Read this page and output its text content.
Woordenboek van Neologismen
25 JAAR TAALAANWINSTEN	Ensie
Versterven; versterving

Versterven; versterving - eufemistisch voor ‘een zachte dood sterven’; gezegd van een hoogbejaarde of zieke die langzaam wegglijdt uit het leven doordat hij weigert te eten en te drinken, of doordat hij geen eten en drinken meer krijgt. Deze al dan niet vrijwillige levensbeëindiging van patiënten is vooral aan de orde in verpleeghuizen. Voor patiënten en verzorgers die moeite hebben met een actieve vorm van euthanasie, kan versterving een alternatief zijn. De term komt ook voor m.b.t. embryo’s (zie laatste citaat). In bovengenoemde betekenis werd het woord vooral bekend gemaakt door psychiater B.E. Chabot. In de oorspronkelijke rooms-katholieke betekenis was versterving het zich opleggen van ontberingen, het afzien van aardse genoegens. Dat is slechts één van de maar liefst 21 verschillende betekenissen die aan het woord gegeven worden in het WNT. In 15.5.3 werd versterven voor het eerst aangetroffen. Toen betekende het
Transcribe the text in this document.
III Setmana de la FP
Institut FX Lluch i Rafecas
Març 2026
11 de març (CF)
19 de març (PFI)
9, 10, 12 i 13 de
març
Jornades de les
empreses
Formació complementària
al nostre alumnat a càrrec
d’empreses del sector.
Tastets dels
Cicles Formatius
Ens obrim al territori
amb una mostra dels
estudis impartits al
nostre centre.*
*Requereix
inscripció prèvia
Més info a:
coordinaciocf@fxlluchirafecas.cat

---

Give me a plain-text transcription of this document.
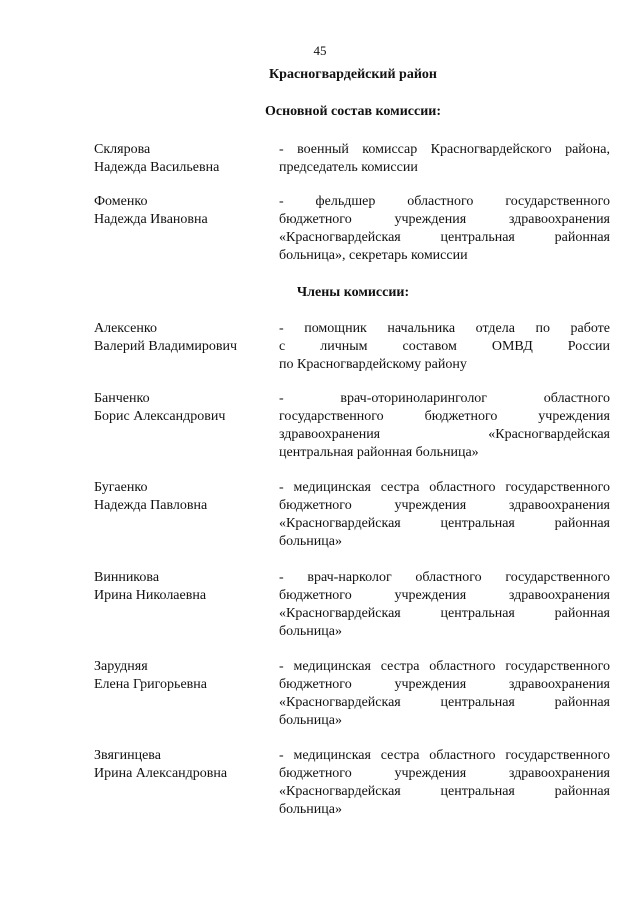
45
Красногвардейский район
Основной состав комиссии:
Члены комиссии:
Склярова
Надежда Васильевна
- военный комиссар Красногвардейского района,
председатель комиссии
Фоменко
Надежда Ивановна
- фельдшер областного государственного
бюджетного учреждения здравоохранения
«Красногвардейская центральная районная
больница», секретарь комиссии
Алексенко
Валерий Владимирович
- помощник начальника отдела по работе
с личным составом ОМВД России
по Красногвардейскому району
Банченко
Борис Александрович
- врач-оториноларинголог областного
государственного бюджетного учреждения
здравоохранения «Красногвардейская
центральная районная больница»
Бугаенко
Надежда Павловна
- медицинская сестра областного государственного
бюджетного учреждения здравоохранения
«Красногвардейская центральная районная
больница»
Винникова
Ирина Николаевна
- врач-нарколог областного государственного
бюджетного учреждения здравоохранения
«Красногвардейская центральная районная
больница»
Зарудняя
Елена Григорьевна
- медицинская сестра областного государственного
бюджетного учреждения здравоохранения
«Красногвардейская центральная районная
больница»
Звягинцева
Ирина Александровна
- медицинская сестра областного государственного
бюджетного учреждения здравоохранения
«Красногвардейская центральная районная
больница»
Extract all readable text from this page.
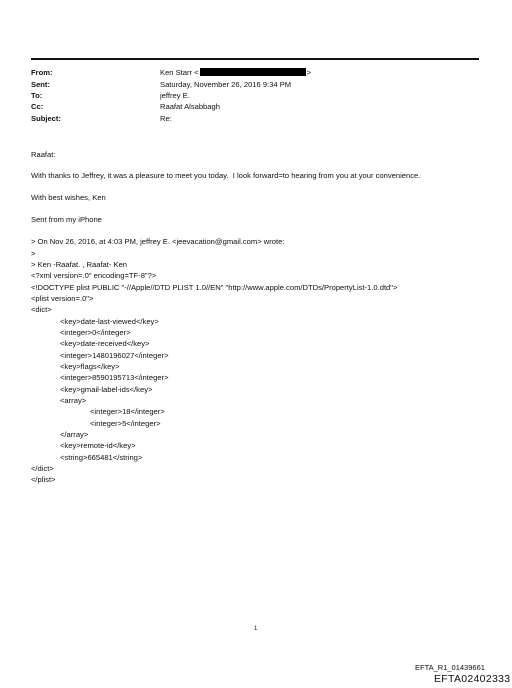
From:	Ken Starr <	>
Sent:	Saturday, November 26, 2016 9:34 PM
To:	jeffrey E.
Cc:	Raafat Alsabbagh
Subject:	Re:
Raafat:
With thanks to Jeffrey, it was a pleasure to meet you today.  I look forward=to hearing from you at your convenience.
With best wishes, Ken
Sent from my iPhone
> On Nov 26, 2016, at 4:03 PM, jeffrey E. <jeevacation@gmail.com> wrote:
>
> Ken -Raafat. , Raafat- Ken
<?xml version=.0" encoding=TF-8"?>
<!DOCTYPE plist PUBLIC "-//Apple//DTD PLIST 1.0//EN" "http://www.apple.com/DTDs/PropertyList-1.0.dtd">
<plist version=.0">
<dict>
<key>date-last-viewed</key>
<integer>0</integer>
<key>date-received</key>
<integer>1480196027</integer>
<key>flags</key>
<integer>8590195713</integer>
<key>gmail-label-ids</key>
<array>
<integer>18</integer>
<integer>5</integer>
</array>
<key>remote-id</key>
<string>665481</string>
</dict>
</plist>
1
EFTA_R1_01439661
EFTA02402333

--

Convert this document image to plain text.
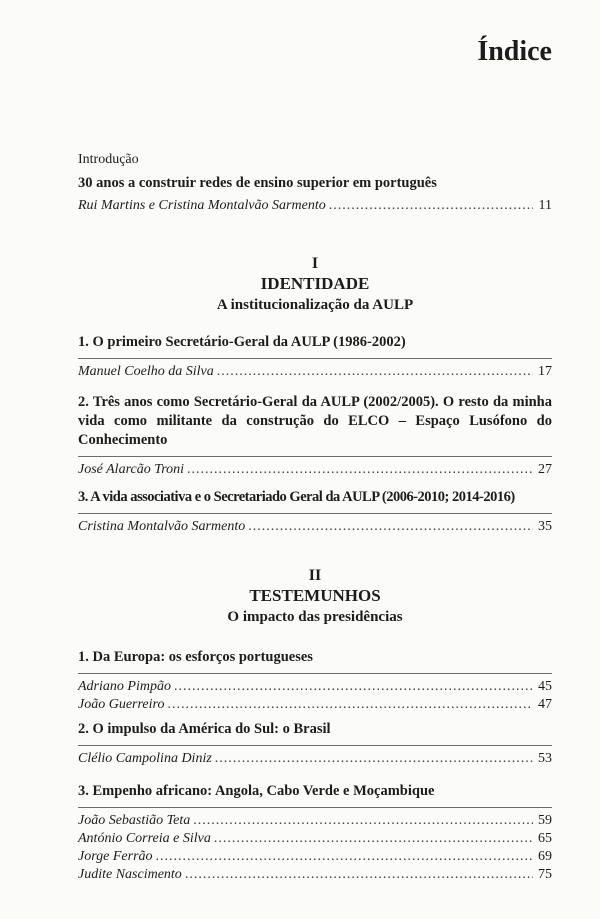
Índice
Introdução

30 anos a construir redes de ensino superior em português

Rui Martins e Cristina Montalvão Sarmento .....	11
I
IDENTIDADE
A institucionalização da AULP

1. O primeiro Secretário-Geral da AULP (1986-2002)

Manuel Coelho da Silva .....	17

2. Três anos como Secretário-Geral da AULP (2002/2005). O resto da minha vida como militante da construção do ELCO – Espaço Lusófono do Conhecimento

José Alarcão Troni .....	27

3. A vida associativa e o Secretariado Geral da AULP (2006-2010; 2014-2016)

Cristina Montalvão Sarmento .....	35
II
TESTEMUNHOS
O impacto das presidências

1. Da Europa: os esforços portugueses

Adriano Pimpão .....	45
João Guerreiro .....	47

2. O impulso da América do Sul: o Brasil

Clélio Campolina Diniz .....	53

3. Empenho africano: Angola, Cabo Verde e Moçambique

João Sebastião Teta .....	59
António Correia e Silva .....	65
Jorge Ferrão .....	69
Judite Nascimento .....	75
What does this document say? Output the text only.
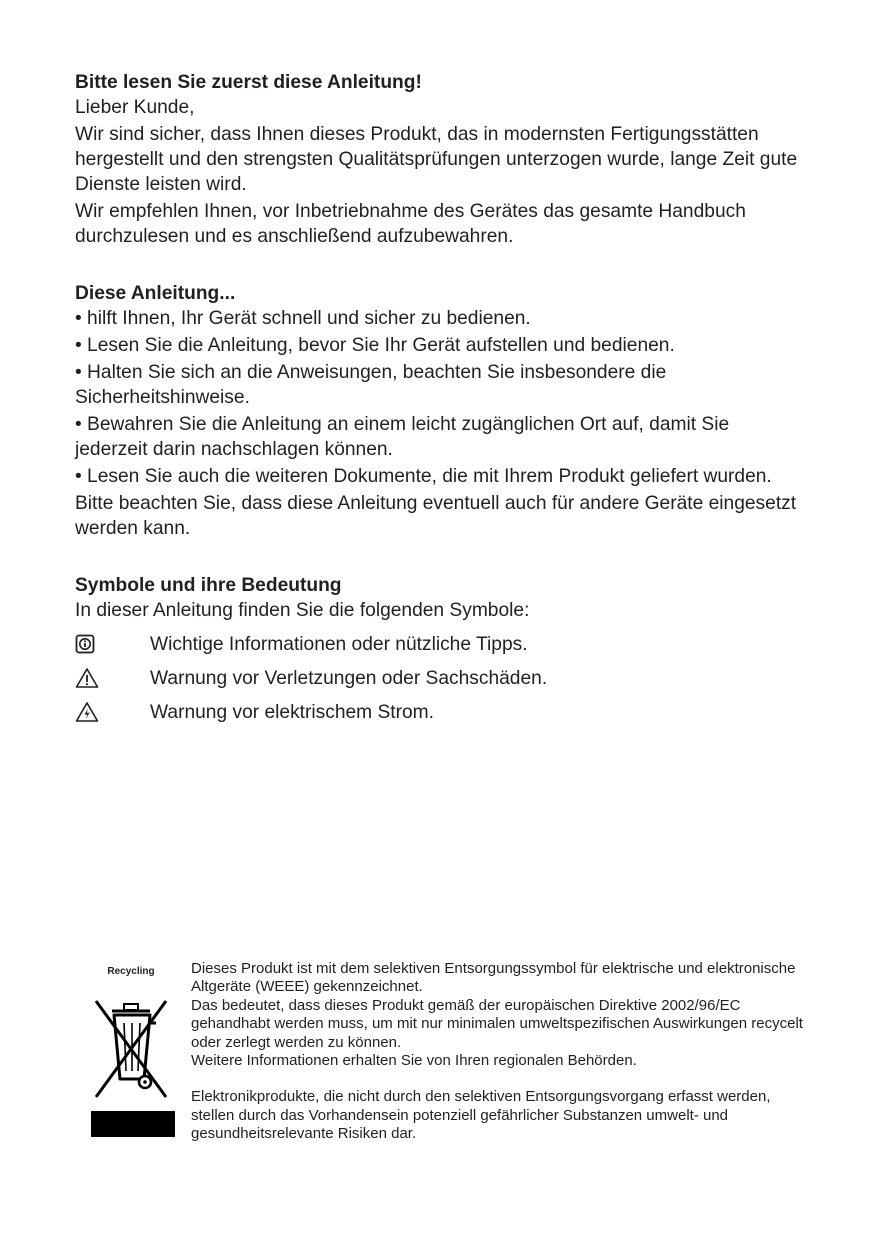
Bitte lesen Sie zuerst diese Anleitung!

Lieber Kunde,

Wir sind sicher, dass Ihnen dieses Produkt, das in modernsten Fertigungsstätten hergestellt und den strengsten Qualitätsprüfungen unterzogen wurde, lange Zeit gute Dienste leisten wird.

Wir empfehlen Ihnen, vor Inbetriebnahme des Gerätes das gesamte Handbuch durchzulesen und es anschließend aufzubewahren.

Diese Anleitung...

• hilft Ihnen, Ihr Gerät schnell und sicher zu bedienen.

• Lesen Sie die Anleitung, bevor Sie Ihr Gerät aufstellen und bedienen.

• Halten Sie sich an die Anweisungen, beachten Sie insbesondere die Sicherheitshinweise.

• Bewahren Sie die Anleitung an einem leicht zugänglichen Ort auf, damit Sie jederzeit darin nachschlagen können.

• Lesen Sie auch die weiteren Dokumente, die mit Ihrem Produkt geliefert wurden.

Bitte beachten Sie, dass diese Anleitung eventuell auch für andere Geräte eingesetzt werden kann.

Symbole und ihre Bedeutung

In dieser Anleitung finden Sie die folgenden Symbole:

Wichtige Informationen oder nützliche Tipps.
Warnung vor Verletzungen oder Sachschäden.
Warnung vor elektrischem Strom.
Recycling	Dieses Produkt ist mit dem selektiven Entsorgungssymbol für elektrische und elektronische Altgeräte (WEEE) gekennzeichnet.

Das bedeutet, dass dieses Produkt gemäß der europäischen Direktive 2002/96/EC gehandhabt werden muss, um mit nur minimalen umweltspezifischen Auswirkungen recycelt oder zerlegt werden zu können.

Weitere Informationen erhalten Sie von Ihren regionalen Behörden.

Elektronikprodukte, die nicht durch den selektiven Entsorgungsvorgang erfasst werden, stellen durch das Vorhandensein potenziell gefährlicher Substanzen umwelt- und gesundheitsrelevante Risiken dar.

# Directions
Pick out the lines containing the string "Cristina" and show them.

# Task response
Rui Martins e Cristina Montalvão Sarmento .....	11
Cristina Montalvão Sarmento .....	35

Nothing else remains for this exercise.